Write out every line of the records below word for word, leaving the pictures out of your answer.

++++ Listed entries ++++

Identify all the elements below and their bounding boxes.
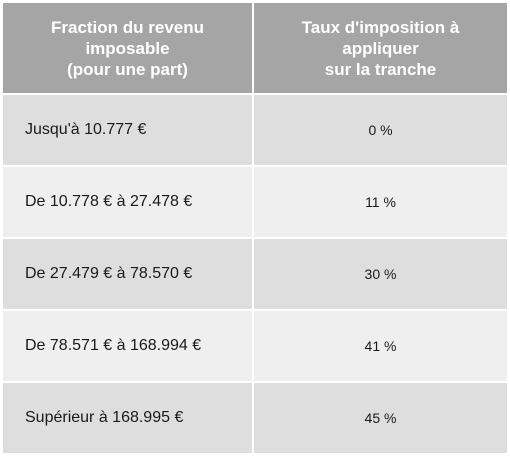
tax-bracket-table: Fraction du revenu imposable (pour une p… [3,3,507,455]
rate-cell: 30 % [253,238,507,311]
header-line: appliquer [342,38,419,58]
table-row: Jusqu'à 10.777 € 0 % [3,94,507,167]
bracket-cell: De 27.479 € à 78.570 € [3,238,254,311]
header-line: sur la tranche [324,59,437,79]
bracket-cell: Supérieur à 168.995 € [3,382,254,455]
header-line: (pour une part) [67,59,188,79]
rate-cell: 11 % [253,166,507,239]
rate-cell: 41 % [253,310,507,383]
table-row: De 10.778 € à 27.478 € 11 % [3,166,507,239]
table-row: Supérieur à 168.995 € 45 % [3,382,507,455]
header-line: imposable [85,38,170,58]
table-row: De 27.479 € à 78.570 € 30 % [3,238,507,311]
table-row: De 78.571 € à 168.994 € 41 % [3,310,507,383]
rate-cell: 0 % [253,94,507,167]
bracket-cell: De 10.778 € à 27.478 € [3,166,254,239]
bracket-cell: Jusqu'à 10.777 € [3,94,254,167]
header-line: Fraction du revenu [50,17,205,37]
header-line: Taux d'imposition à [301,17,460,37]
bracket-cell: De 78.571 € à 168.994 € [3,310,254,383]
header-row: Fraction du revenu imposable (pour une p… [3,3,507,95]
header-tax-rate: Taux d'imposition à appliquer sur la tra… [253,3,507,95]
rate-cell: 45 % [253,382,507,455]
header-income-bracket: Fraction du revenu imposable (pour une p… [3,3,254,95]
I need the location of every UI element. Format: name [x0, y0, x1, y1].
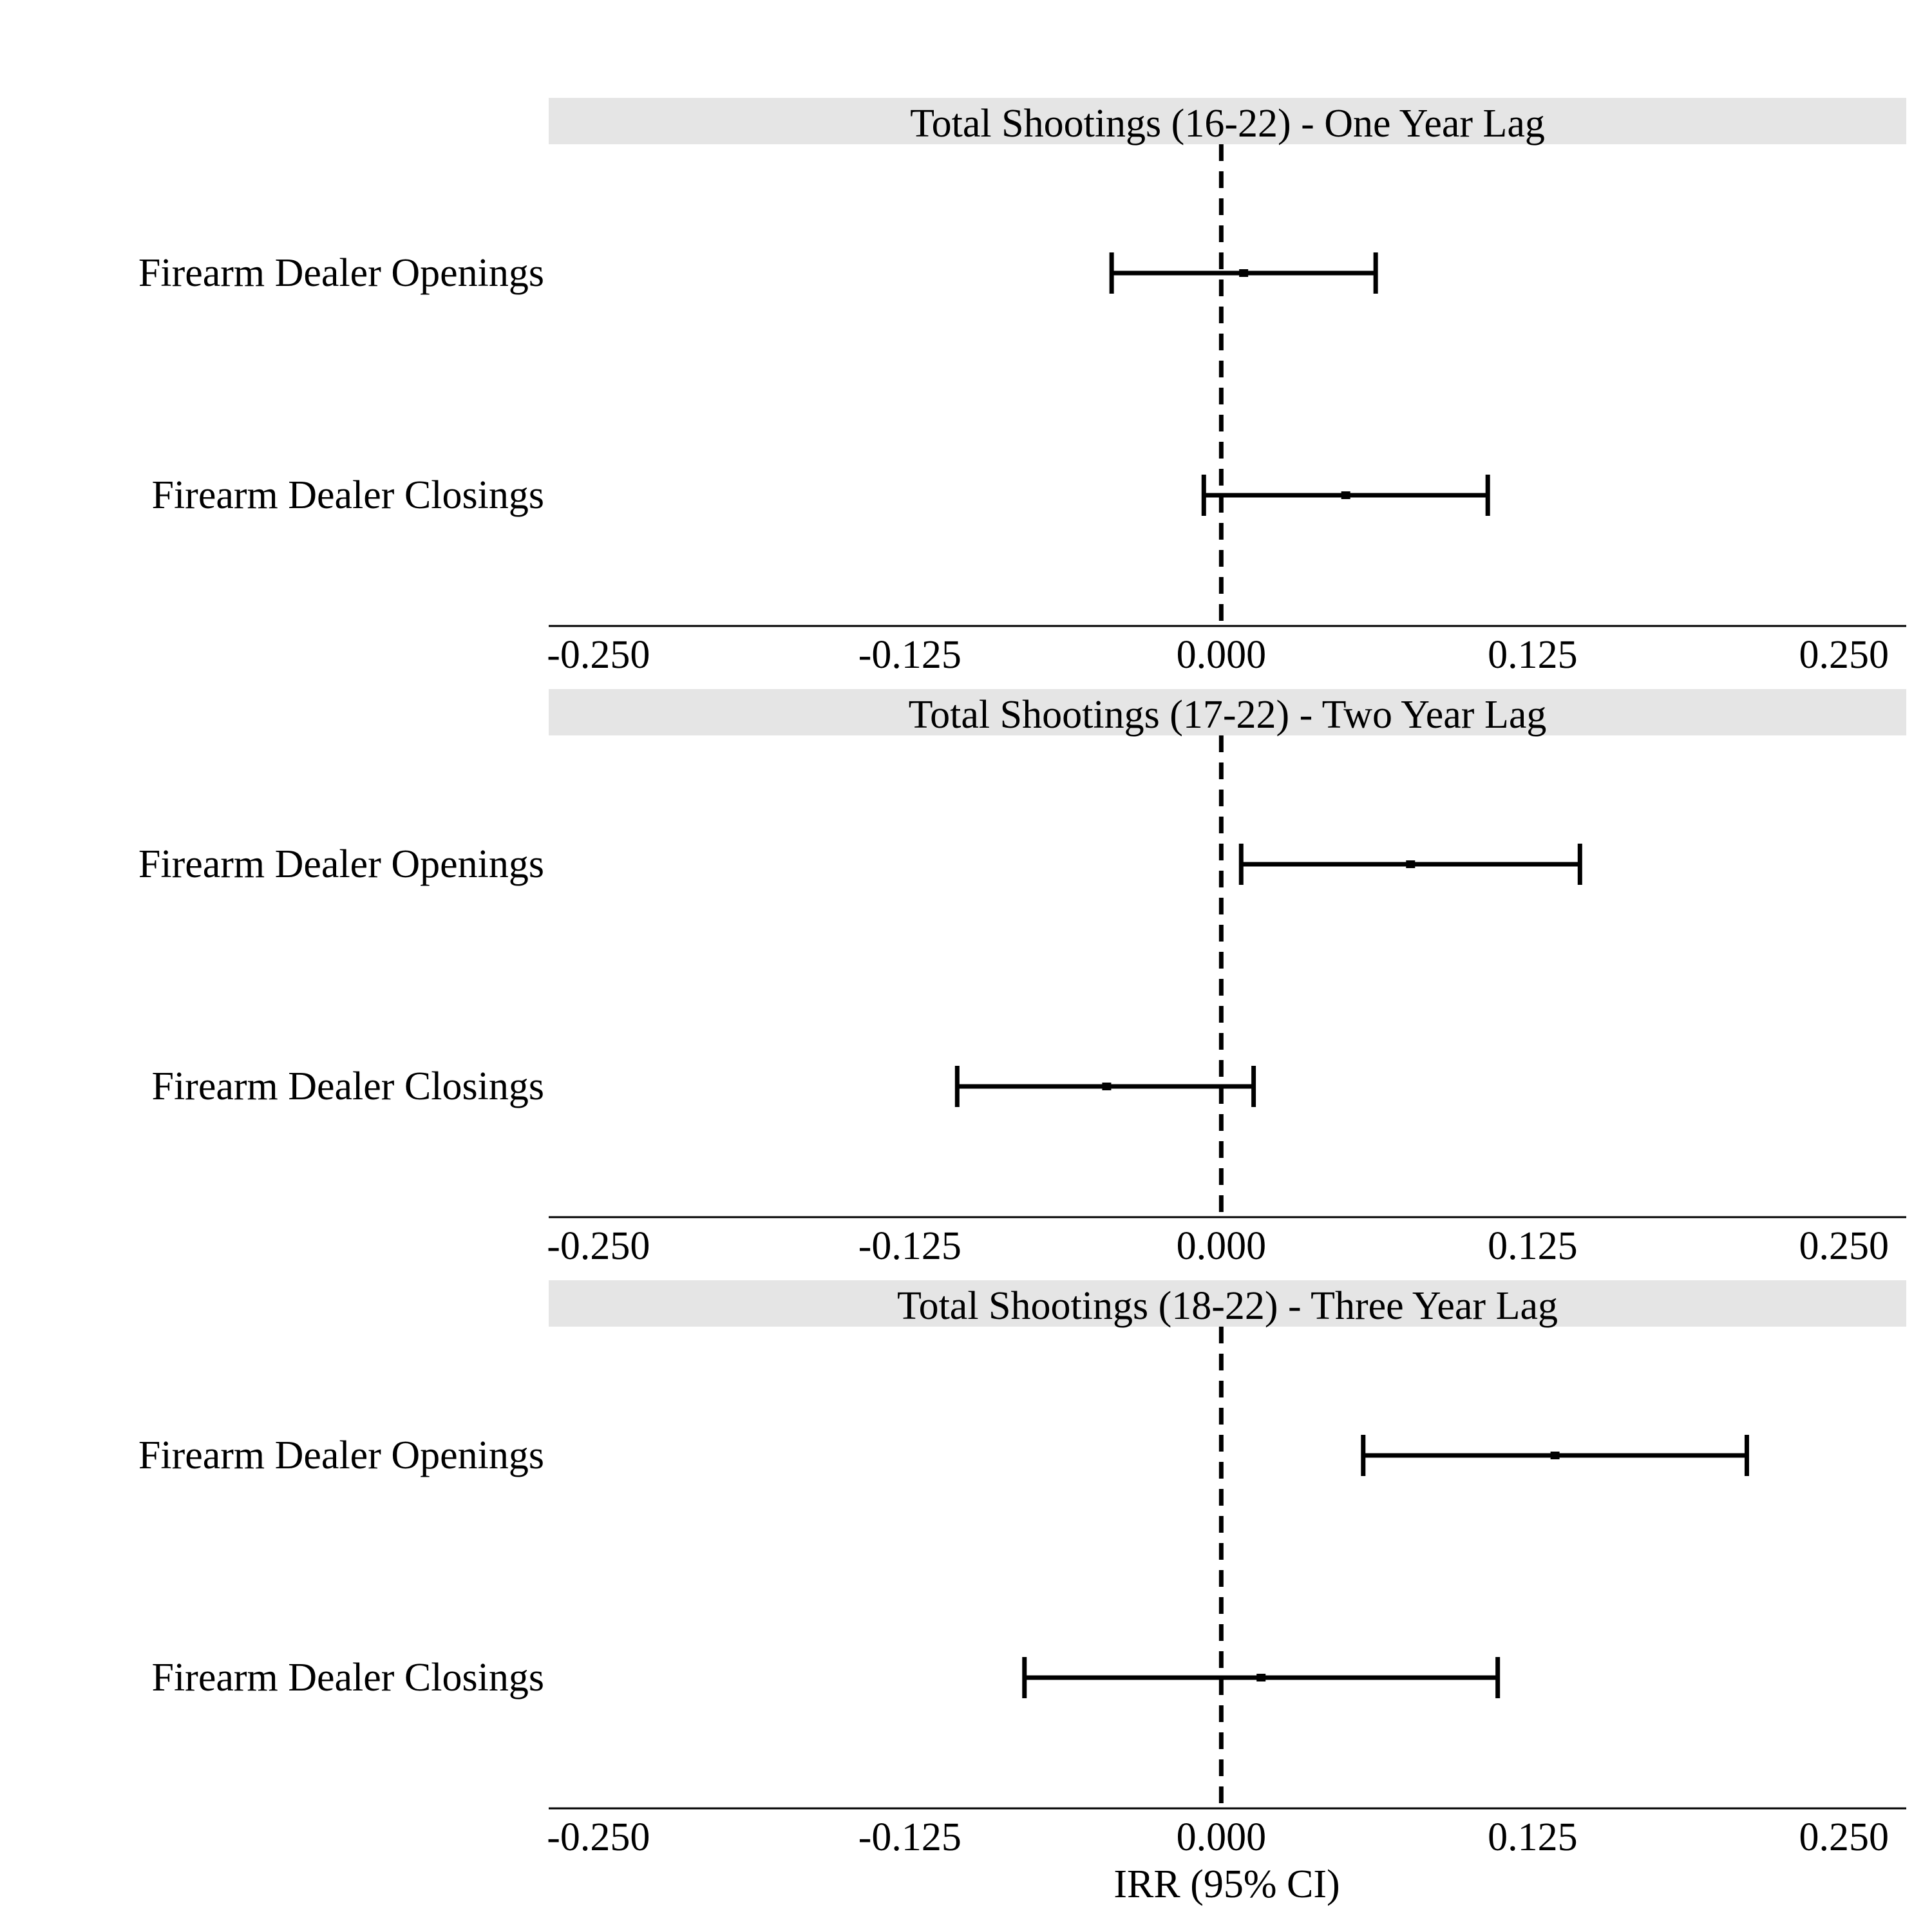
row-label-firearm-dealer-closings: Firearm Dealer Closings: [151, 1656, 544, 1700]
x-tick-label: 0.000: [1177, 1815, 1267, 1859]
x-tick-label: 0.000: [1177, 633, 1267, 677]
row-label-firearm-dealer-closings: Firearm Dealer Closings: [151, 1065, 544, 1108]
point-estimate-firearm-dealer-openings: [1406, 860, 1416, 868]
x-tick-label: -0.250: [547, 1815, 650, 1859]
panel-1: Total Shootings (16-22) - One Year Lag Fi…: [138, 98, 1906, 677]
panel-title: Total Shootings (18-22) - Three Year Lag: [897, 1284, 1558, 1328]
x-tick-label: -0.125: [858, 1224, 961, 1268]
panels-group: Total Shootings (16-22) - One Year Lag Fi…: [138, 98, 1906, 1859]
x-tick-label: 0.250: [1799, 633, 1889, 677]
panel-strip: [549, 689, 1906, 735]
panel-3: Total Shootings (18-22) - Three Year Lag…: [138, 1280, 1906, 1859]
row-label-firearm-dealer-closings: Firearm Dealer Closings: [151, 473, 544, 517]
panel-title: Total Shootings (16-22) - One Year Lag: [910, 102, 1545, 146]
x-tick-label: -0.250: [547, 1224, 650, 1268]
x-tick-label: 0.250: [1799, 1224, 1889, 1268]
panel-2: Total Shootings (17-22) - Two Year Lag Fi…: [138, 689, 1906, 1268]
panel-title: Total Shootings (17-22) - Two Year Lag: [909, 693, 1547, 737]
x-tick-label: 0.125: [1488, 1815, 1578, 1859]
x-tick-label: 0.125: [1488, 1224, 1578, 1268]
panel-strip: [549, 1280, 1906, 1327]
x-tick-label: 0.000: [1177, 1224, 1267, 1268]
point-estimate-firearm-dealer-closings: [1341, 491, 1350, 499]
x-tick-label: -0.250: [547, 633, 650, 677]
x-tick-label: 0.250: [1799, 1815, 1889, 1859]
x-tick-label: 0.125: [1488, 633, 1578, 677]
point-estimate-firearm-dealer-closings: [1102, 1083, 1112, 1090]
x-tick-label: -0.125: [858, 633, 961, 677]
point-estimate-firearm-dealer-openings: [1550, 1452, 1560, 1459]
point-estimate-firearm-dealer-closings: [1256, 1674, 1266, 1681]
point-estimate-firearm-dealer-openings: [1239, 269, 1249, 277]
row-label-firearm-dealer-openings: Firearm Dealer Openings: [138, 251, 544, 295]
row-label-firearm-dealer-openings: Firearm Dealer Openings: [138, 1434, 544, 1477]
row-label-firearm-dealer-openings: Firearm Dealer Openings: [138, 842, 544, 886]
x-tick-label: -0.125: [858, 1815, 961, 1859]
panel-strip: [549, 98, 1906, 144]
x-axis-title: IRR (95% CI): [1113, 1862, 1340, 1906]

++++

* [Solution below]
Identify all the elements below and their bounding boxes.
tax-bracket-table: Fraction du revenu imposable (pour une p… [3,3,507,455]
rate-cell: 30 % [253,238,507,311]
header-line: appliquer [342,38,419,58]
table-row: Jusqu'à 10.777 € 0 % [3,94,507,167]
bracket-cell: De 27.479 € à 78.570 € [3,238,254,311]
header-line: sur la tranche [324,59,437,79]
bracket-cell: Supérieur à 168.995 € [3,382,254,455]
header-line: (pour une part) [67,59,188,79]
rate-cell: 11 % [253,166,507,239]
rate-cell: 41 % [253,310,507,383]
table-row: De 10.778 € à 27.478 € 11 % [3,166,507,239]
table-row: Supérieur à 168.995 € 45 % [3,382,507,455]
header-line: imposable [85,38,170,58]
table-row: De 27.479 € à 78.570 € 30 % [3,238,507,311]
table-row: De 78.571 € à 168.994 € 41 % [3,310,507,383]
rate-cell: 0 % [253,94,507,167]
bracket-cell: De 10.778 € à 27.478 € [3,166,254,239]
bracket-cell: Jusqu'à 10.777 € [3,94,254,167]
header-line: Fraction du revenu [50,17,205,37]
header-line: Taux d'imposition à [301,17,460,37]
bracket-cell: De 78.571 € à 168.994 € [3,310,254,383]
header-row: Fraction du revenu imposable (pour une p… [3,3,507,95]
header-tax-rate: Taux d'imposition à appliquer sur la tra… [253,3,507,95]
rate-cell: 45 % [253,382,507,455]
header-income-bracket: Fraction du revenu imposable (pour une p… [3,3,254,95]
I need the location of every UI element. Format: name [x0, y0, x1, y1].
row-label-firearm-dealer-closings: Firearm Dealer Closings: [151, 1656, 544, 1700]
x-tick-label: 0.000: [1177, 1815, 1267, 1859]
x-tick-label: 0.000: [1177, 633, 1267, 677]
row-label-firearm-dealer-closings: Firearm Dealer Closings: [151, 1065, 544, 1108]
point-estimate-firearm-dealer-openings: [1406, 860, 1416, 868]
x-tick-label: -0.250: [547, 1815, 650, 1859]
panel-1: Total Shootings (16-22) - One Year Lag Fi…: [138, 98, 1906, 677]
panel-title: Total Shootings (18-22) - Three Year Lag: [897, 1284, 1558, 1328]
x-tick-label: -0.125: [858, 1224, 961, 1268]
panels-group: Total Shootings (16-22) - One Year Lag Fi…: [138, 98, 1906, 1859]
x-tick-label: 0.250: [1799, 633, 1889, 677]
panel-strip: [549, 689, 1906, 735]
panel-3: Total Shootings (18-22) - Three Year Lag…: [138, 1280, 1906, 1859]
row-label-firearm-dealer-closings: Firearm Dealer Closings: [151, 473, 544, 517]
panel-title: Total Shootings (16-22) - One Year Lag: [910, 102, 1545, 146]
x-tick-label: -0.250: [547, 1224, 650, 1268]
x-tick-label: 0.250: [1799, 1224, 1889, 1268]
panel-2: Total Shootings (17-22) - Two Year Lag Fi…: [138, 689, 1906, 1268]
panel-title: Total Shootings (17-22) - Two Year Lag: [909, 693, 1547, 737]
x-tick-label: 0.125: [1488, 1815, 1578, 1859]
x-tick-label: 0.125: [1488, 1224, 1578, 1268]
panel-strip: [549, 1280, 1906, 1327]
x-tick-label: 0.000: [1177, 1224, 1267, 1268]
point-estimate-firearm-dealer-closings: [1341, 491, 1350, 499]
x-tick-label: -0.250: [547, 633, 650, 677]
x-tick-label: 0.250: [1799, 1815, 1889, 1859]
x-tick-label: 0.125: [1488, 633, 1578, 677]
point-estimate-firearm-dealer-closings: [1102, 1083, 1112, 1090]
x-tick-label: -0.125: [858, 633, 961, 677]
point-estimate-firearm-dealer-openings: [1550, 1452, 1560, 1459]
point-estimate-firearm-dealer-closings: [1256, 1674, 1266, 1681]
point-estimate-firearm-dealer-openings: [1239, 269, 1249, 277]
row-label-firearm-dealer-openings: Firearm Dealer Openings: [138, 251, 544, 295]
row-label-firearm-dealer-openings: Firearm Dealer Openings: [138, 1434, 544, 1477]
row-label-firearm-dealer-openings: Firearm Dealer Openings: [138, 842, 544, 886]
x-tick-label: -0.125: [858, 1815, 961, 1859]
panel-strip: [549, 98, 1906, 144]
x-axis-title: IRR (95% CI): [1113, 1862, 1340, 1906]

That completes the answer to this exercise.